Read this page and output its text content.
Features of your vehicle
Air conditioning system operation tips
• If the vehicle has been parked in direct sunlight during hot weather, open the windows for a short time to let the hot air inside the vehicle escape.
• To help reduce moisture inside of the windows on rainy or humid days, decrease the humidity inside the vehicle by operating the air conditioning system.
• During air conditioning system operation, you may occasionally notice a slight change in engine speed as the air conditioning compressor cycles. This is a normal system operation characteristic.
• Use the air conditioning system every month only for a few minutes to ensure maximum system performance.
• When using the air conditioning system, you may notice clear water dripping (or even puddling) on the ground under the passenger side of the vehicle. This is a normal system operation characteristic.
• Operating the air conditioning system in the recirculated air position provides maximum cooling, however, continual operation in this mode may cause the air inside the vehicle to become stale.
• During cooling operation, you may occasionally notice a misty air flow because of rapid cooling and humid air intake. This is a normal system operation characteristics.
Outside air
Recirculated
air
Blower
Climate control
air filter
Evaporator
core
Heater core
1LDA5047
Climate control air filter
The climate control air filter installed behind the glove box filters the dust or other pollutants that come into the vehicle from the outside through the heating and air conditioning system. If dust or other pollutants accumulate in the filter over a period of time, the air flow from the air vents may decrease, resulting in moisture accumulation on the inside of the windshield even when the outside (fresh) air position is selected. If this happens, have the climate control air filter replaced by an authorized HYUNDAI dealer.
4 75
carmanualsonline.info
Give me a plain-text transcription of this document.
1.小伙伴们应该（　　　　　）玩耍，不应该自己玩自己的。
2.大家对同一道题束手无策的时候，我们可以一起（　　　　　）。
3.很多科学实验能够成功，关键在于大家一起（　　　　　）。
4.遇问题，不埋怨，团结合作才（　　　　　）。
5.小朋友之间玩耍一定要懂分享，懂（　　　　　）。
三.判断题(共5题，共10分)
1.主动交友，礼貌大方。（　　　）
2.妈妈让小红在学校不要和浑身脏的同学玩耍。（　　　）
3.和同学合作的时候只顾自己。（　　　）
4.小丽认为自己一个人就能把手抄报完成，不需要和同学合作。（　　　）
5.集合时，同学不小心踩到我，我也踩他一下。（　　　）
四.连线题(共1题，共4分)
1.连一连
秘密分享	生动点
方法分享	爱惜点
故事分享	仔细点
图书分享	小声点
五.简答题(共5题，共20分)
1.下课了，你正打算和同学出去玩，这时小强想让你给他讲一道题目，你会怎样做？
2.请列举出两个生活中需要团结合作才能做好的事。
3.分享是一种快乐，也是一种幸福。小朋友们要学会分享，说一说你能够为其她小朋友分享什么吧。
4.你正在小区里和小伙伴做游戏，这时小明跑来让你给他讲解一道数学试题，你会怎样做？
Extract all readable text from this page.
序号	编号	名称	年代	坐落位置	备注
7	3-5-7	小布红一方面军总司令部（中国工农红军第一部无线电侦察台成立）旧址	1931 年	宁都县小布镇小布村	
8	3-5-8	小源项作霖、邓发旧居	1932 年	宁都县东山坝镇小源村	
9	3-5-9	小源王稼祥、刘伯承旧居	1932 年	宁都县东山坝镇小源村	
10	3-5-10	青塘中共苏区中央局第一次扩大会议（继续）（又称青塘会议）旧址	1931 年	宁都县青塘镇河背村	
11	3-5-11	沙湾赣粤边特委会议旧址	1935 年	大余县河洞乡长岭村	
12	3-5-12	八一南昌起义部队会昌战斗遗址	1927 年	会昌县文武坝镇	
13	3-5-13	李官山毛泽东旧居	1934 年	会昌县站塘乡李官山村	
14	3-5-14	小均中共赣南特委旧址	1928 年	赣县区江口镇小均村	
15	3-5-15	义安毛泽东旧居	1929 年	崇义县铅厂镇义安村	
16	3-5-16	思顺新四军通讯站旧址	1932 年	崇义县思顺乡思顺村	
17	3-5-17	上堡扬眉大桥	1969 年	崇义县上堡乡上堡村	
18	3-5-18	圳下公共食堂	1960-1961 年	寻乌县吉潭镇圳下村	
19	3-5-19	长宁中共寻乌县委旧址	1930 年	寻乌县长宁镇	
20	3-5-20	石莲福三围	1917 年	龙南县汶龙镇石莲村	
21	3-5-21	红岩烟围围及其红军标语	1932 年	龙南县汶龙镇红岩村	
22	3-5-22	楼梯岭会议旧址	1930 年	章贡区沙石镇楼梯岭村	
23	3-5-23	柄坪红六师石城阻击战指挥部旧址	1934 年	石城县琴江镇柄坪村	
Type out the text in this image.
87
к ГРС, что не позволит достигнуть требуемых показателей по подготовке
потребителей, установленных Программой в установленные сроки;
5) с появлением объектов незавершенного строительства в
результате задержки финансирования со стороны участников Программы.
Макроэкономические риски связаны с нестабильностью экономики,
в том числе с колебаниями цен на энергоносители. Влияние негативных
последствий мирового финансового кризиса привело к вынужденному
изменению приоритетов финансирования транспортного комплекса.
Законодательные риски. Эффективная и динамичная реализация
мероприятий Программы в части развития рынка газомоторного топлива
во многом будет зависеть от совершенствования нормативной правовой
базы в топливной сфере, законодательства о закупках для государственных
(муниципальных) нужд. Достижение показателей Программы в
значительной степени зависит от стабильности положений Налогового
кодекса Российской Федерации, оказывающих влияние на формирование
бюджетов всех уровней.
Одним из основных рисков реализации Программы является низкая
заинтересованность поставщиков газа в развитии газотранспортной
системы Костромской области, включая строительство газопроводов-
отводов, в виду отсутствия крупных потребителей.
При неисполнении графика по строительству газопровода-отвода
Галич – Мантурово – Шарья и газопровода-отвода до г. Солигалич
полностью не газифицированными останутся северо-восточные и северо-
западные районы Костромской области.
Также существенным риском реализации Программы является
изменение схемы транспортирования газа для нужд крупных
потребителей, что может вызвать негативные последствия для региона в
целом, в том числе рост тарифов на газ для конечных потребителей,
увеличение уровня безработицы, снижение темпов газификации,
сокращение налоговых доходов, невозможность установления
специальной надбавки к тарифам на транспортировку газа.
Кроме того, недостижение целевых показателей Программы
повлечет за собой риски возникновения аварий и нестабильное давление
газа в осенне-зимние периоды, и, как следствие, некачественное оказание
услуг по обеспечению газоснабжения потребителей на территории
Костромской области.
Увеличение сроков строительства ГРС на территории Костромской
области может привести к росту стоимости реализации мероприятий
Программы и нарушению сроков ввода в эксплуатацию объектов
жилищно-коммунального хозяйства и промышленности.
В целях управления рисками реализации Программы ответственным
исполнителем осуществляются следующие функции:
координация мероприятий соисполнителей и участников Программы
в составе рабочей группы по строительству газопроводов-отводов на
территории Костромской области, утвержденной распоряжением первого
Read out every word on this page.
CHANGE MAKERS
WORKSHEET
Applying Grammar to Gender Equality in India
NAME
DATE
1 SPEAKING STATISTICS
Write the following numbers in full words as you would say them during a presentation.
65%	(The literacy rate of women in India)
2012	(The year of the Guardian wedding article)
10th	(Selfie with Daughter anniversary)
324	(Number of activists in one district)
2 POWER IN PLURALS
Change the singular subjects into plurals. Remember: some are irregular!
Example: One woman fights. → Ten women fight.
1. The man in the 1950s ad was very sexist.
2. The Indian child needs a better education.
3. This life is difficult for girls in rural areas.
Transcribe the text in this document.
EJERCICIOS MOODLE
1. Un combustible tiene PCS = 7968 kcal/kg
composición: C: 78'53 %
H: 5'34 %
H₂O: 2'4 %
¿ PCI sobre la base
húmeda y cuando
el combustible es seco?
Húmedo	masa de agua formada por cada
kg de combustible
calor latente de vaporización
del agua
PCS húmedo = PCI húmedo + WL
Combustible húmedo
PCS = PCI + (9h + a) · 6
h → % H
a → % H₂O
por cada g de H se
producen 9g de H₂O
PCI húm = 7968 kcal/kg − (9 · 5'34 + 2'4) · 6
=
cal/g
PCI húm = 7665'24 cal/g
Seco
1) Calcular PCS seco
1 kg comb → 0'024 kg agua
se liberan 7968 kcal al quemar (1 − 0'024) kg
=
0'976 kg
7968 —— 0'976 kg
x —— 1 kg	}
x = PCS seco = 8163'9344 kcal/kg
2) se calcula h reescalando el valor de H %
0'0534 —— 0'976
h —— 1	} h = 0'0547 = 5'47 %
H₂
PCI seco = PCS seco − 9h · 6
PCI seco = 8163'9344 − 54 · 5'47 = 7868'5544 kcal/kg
▬▬▬
[Short problem] The lines to reproduce run from the one that contains "Transcribe the text in this document." through the last line above; copy them exactly.

[Task answer]
Transcribe the text in this document.
EJERCICIOS MOODLE
1. Un combustible tiene PCS = 7968 kcal/kg
composición: C: 78'53 %
H: 5'34 %
H₂O: 2'4 %
¿ PCI sobre la base
húmeda y cuando
el combustible es seco?
Húmedo	masa de agua formada por cada
kg de combustible
calor latente de vaporización
del agua
PCS húmedo = PCI húmedo + WL
Combustible húmedo
PCS = PCI + (9h + a) · 6
h → % H
a → % H₂O
por cada g de H se
producen 9g de H₂O
PCI húm = 7968 kcal/kg − (9 · 5'34 + 2'4) · 6
=
cal/g
PCI húm = 7665'24 cal/g
Seco
1) Calcular PCS seco
1 kg comb → 0'024 kg agua
se liberan 7968 kcal al quemar (1 − 0'024) kg
=
0'976 kg
7968 —— 0'976 kg
x —— 1 kg	}
x = PCS seco = 8163'9344 kcal/kg
2) se calcula h reescalando el valor de H %
0'0534 —— 0'976
h —— 1	} h = 0'0547 = 5'47 %
H₂
PCI seco = PCS seco − 9h · 6
PCI seco = 8163'9344 − 54 · 5'47 = 7868'5544 kcal/kg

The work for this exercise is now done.